## GIVEN DATA
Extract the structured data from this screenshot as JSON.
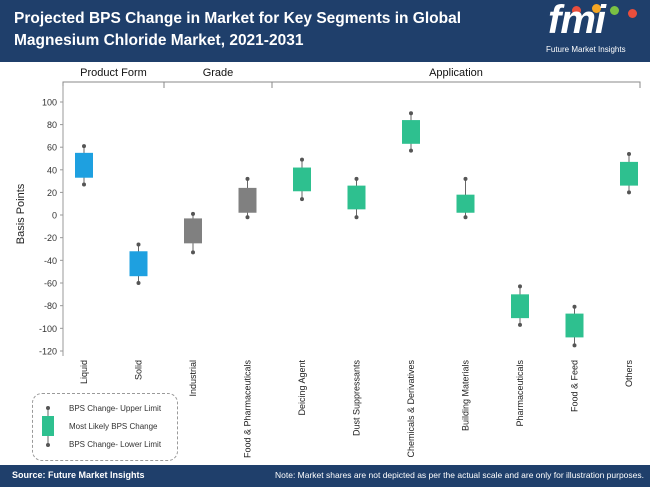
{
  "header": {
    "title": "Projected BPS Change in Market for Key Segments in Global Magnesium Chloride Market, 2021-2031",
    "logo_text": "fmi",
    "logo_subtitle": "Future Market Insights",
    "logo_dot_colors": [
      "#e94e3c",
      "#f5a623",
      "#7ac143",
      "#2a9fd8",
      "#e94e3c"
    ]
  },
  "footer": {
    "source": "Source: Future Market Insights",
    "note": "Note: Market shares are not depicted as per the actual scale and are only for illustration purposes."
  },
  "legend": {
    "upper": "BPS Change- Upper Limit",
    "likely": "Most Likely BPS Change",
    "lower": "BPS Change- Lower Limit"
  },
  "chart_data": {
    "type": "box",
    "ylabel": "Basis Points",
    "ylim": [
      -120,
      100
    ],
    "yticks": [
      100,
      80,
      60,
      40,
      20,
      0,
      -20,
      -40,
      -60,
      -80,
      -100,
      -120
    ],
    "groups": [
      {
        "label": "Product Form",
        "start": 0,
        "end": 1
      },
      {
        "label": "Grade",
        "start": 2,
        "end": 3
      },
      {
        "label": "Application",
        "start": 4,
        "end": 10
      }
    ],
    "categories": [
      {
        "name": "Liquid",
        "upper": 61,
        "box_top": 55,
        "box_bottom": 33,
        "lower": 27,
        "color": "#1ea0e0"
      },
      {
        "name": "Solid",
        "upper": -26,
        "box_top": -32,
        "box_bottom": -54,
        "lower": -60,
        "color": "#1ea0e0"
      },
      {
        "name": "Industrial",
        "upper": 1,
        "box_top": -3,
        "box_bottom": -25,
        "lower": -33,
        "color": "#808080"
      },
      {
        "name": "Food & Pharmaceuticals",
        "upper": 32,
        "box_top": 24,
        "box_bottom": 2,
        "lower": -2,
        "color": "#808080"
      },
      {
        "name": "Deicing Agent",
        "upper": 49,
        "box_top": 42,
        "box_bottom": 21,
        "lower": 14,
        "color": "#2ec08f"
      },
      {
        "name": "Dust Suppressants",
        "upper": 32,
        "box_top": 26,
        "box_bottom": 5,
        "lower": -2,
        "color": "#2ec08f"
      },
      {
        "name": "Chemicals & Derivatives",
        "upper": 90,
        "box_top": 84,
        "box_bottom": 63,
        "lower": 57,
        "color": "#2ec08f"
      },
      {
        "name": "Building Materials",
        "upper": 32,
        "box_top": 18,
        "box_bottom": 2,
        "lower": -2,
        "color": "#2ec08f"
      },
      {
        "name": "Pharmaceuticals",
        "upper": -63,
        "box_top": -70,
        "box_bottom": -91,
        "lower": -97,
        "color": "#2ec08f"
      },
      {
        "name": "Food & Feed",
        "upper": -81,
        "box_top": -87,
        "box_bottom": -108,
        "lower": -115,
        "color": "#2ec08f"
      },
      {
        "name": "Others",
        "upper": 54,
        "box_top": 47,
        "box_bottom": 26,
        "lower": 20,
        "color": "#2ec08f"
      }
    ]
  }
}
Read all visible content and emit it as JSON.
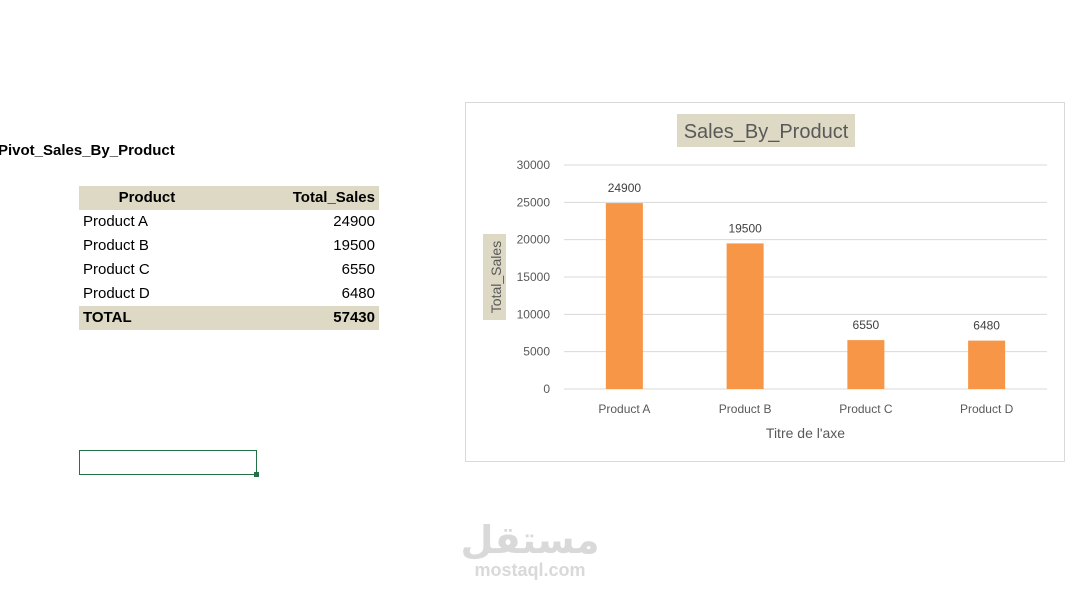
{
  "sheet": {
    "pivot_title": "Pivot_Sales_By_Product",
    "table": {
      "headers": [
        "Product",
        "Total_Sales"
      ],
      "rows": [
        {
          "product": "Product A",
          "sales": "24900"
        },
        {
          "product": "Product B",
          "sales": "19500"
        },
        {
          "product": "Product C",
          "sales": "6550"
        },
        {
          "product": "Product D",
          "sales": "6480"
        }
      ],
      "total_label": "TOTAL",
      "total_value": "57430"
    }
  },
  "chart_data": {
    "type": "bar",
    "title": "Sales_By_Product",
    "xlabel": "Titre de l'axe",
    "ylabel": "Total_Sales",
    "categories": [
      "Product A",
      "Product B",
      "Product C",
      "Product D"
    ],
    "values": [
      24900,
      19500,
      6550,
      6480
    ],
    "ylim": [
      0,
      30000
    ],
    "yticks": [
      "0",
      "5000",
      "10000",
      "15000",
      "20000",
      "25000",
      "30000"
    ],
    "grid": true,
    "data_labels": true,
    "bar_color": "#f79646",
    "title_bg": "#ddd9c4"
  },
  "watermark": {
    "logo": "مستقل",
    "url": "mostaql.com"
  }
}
==
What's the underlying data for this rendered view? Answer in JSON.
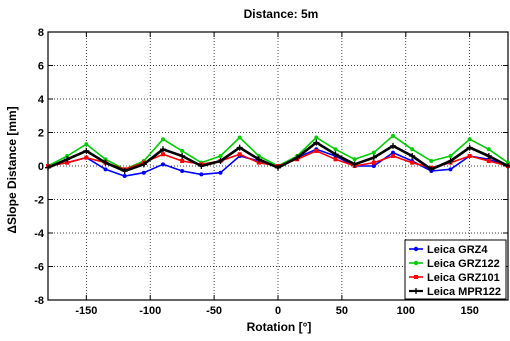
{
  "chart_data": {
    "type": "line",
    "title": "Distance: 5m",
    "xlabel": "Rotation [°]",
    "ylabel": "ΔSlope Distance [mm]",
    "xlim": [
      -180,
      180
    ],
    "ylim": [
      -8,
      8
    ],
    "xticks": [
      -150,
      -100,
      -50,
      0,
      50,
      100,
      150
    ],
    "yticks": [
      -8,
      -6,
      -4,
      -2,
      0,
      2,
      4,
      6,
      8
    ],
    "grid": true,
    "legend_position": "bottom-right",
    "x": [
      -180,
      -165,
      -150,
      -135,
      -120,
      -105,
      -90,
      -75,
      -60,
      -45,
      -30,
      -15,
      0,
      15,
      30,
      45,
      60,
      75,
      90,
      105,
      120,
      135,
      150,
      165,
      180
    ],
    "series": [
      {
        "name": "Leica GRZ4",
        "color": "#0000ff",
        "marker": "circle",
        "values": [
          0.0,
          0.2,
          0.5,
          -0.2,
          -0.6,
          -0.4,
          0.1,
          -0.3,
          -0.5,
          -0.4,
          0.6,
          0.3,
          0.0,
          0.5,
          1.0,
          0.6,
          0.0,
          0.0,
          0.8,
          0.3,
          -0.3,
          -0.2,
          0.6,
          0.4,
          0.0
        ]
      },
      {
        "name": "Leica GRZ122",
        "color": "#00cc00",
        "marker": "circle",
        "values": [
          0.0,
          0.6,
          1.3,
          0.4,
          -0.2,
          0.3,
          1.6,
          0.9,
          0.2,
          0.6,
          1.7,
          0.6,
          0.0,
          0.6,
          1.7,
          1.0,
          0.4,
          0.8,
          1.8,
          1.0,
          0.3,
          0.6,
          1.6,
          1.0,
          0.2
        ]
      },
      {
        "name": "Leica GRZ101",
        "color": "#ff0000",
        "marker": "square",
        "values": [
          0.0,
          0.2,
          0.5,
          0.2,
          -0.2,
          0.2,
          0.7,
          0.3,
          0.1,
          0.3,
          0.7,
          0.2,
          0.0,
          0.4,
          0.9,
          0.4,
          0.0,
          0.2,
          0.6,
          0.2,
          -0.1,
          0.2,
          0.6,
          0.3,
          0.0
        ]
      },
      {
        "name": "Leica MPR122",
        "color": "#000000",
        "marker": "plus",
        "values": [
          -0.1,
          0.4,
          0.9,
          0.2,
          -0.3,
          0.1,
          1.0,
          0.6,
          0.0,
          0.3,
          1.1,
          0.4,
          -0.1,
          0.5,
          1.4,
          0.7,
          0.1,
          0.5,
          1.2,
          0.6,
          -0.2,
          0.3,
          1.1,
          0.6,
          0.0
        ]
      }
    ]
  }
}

## EXERCISE AIM
Filter the records down to the lines that contain the string "Pharmaceuticals", and copy those lines.

## COMPLETE RESPONSE
        "name": "Food & Pharmaceuticals",
        "name": "Pharmaceuticals",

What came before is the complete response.